THE EXERCISE: Copy every line of the data below verbatim, without changing a single character.
* * *
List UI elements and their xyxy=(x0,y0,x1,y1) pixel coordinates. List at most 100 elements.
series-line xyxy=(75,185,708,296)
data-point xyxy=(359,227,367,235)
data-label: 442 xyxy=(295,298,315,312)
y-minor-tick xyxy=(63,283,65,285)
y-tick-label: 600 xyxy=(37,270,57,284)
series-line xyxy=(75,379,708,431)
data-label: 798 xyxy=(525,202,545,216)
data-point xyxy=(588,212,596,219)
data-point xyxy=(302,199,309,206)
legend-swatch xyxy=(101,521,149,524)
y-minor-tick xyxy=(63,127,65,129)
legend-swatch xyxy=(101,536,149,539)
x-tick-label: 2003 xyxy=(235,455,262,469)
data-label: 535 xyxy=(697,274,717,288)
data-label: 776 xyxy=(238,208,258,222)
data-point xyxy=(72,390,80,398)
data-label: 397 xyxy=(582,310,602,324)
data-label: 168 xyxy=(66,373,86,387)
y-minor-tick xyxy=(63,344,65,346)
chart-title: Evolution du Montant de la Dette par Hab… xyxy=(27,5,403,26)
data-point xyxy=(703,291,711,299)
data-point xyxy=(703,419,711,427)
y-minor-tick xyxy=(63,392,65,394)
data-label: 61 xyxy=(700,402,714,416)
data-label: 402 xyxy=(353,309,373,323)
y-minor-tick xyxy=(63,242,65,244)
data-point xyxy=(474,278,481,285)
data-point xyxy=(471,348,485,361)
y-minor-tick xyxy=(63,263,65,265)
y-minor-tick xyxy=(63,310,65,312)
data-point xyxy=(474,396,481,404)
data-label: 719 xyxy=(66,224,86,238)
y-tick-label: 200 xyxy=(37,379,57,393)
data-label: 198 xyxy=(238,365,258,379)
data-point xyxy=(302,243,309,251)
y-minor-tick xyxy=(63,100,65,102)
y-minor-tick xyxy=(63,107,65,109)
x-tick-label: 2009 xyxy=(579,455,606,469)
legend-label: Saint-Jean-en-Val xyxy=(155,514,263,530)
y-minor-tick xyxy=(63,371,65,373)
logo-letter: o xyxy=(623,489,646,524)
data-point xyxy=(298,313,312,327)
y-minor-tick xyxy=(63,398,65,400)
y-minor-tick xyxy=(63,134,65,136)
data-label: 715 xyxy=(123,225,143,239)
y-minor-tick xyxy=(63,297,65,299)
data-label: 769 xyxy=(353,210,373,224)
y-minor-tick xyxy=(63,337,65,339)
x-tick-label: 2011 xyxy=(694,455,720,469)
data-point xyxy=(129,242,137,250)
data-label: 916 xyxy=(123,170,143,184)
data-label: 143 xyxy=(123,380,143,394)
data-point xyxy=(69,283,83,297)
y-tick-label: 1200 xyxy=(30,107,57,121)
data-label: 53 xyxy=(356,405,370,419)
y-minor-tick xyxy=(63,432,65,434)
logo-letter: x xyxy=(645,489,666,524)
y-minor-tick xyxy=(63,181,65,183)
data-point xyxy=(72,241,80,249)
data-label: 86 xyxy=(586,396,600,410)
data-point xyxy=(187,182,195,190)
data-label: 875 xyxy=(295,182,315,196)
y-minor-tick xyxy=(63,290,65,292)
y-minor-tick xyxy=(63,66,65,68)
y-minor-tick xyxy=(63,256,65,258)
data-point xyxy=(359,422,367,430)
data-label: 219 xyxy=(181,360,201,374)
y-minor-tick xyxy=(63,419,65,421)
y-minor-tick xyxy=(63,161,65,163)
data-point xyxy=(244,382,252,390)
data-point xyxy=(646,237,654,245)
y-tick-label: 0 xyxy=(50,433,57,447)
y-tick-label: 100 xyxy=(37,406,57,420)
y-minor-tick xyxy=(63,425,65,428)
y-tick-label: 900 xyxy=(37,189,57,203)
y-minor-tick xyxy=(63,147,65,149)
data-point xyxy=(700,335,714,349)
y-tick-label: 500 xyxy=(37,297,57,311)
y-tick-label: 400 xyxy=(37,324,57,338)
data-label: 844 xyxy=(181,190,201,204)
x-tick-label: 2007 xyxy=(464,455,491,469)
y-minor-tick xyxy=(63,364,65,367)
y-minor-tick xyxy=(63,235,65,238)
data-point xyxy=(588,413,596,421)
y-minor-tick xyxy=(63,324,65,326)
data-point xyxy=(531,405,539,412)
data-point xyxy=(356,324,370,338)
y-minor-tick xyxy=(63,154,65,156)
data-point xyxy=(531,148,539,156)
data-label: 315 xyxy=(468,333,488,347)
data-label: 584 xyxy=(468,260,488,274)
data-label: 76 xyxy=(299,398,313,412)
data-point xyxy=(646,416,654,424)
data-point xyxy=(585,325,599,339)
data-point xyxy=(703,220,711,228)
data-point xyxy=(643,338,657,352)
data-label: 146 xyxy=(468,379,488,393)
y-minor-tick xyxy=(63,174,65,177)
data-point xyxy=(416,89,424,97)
* * *
RESPONSE FOR THIS EXERCISE:
List UI elements and their xyxy=(x0,y0,x1,y1) pixel coordinates. List at most 100 elements.
series-line xyxy=(75,185,708,296)
data-point xyxy=(359,227,367,235)
data-label: 442 xyxy=(295,298,315,312)
y-minor-tick xyxy=(63,283,65,285)
y-tick-label: 600 xyxy=(37,270,57,284)
series-line xyxy=(75,379,708,431)
data-label: 798 xyxy=(525,202,545,216)
data-point xyxy=(588,212,596,219)
data-point xyxy=(302,199,309,206)
legend-swatch xyxy=(101,521,149,524)
y-minor-tick xyxy=(63,127,65,129)
legend-swatch xyxy=(101,536,149,539)
x-tick-label: 2003 xyxy=(235,455,262,469)
data-label: 535 xyxy=(697,274,717,288)
data-label: 776 xyxy=(238,208,258,222)
data-point xyxy=(72,390,80,398)
data-label: 397 xyxy=(582,310,602,324)
data-label: 168 xyxy=(66,373,86,387)
y-minor-tick xyxy=(63,344,65,346)
chart-title: Evolution du Montant de la Dette par Hab… xyxy=(27,5,403,26)
data-point xyxy=(703,291,711,299)
data-point xyxy=(703,419,711,427)
y-minor-tick xyxy=(63,392,65,394)
data-label: 61 xyxy=(700,402,714,416)
data-label: 402 xyxy=(353,309,373,323)
y-minor-tick xyxy=(63,242,65,244)
data-point xyxy=(474,278,481,285)
data-point xyxy=(471,348,485,361)
y-minor-tick xyxy=(63,263,65,265)
y-minor-tick xyxy=(63,310,65,312)
data-point xyxy=(474,396,481,404)
data-label: 719 xyxy=(66,224,86,238)
y-tick-label: 200 xyxy=(37,379,57,393)
data-label: 198 xyxy=(238,365,258,379)
data-point xyxy=(302,243,309,251)
y-minor-tick xyxy=(63,100,65,102)
y-minor-tick xyxy=(63,107,65,109)
x-tick-label: 2009 xyxy=(579,455,606,469)
legend-label: Saint-Jean-en-Val xyxy=(155,514,263,530)
y-minor-tick xyxy=(63,371,65,373)
logo-letter: o xyxy=(623,489,646,524)
data-point xyxy=(298,313,312,327)
y-minor-tick xyxy=(63,398,65,400)
y-minor-tick xyxy=(63,134,65,136)
data-label: 715 xyxy=(123,225,143,239)
y-minor-tick xyxy=(63,297,65,299)
data-label: 769 xyxy=(353,210,373,224)
y-minor-tick xyxy=(63,337,65,339)
x-tick-label: 2011 xyxy=(694,455,720,469)
data-point xyxy=(129,242,137,250)
data-label: 916 xyxy=(123,170,143,184)
data-label: 143 xyxy=(123,380,143,394)
data-point xyxy=(69,283,83,297)
y-tick-label: 1200 xyxy=(30,107,57,121)
data-label: 53 xyxy=(356,405,370,419)
y-minor-tick xyxy=(63,432,65,434)
logo-letter: x xyxy=(645,489,666,524)
y-minor-tick xyxy=(63,181,65,183)
data-point xyxy=(72,241,80,249)
data-label: 86 xyxy=(586,396,600,410)
data-point xyxy=(187,182,195,190)
data-label: 875 xyxy=(295,182,315,196)
y-minor-tick xyxy=(63,290,65,292)
y-minor-tick xyxy=(63,66,65,68)
y-minor-tick xyxy=(63,256,65,258)
data-point xyxy=(359,422,367,430)
data-label: 219 xyxy=(181,360,201,374)
y-minor-tick xyxy=(63,419,65,421)
y-minor-tick xyxy=(63,161,65,163)
data-point xyxy=(244,382,252,390)
data-point xyxy=(646,237,654,245)
y-tick-label: 0 xyxy=(50,433,57,447)
y-tick-label: 100 xyxy=(37,406,57,420)
y-minor-tick xyxy=(63,425,65,428)
y-tick-label: 900 xyxy=(37,189,57,203)
y-minor-tick xyxy=(63,147,65,149)
data-point xyxy=(700,335,714,349)
y-tick-label: 500 xyxy=(37,297,57,311)
y-tick-label: 400 xyxy=(37,324,57,338)
data-label: 844 xyxy=(181,190,201,204)
x-tick-label: 2007 xyxy=(464,455,491,469)
y-minor-tick xyxy=(63,364,65,367)
y-minor-tick xyxy=(63,235,65,238)
data-point xyxy=(588,413,596,421)
y-minor-tick xyxy=(63,324,65,326)
data-point xyxy=(531,405,539,412)
data-point xyxy=(356,324,370,338)
y-minor-tick xyxy=(63,154,65,156)
data-point xyxy=(531,148,539,156)
data-label: 315 xyxy=(468,333,488,347)
data-label: 584 xyxy=(468,260,488,274)
data-label: 76 xyxy=(299,398,313,412)
data-point xyxy=(646,416,654,424)
data-point xyxy=(585,325,599,339)
data-point xyxy=(703,220,711,228)
data-point xyxy=(643,338,657,352)
data-label: 146 xyxy=(468,379,488,393)
y-minor-tick xyxy=(63,174,65,177)
data-point xyxy=(416,89,424,97)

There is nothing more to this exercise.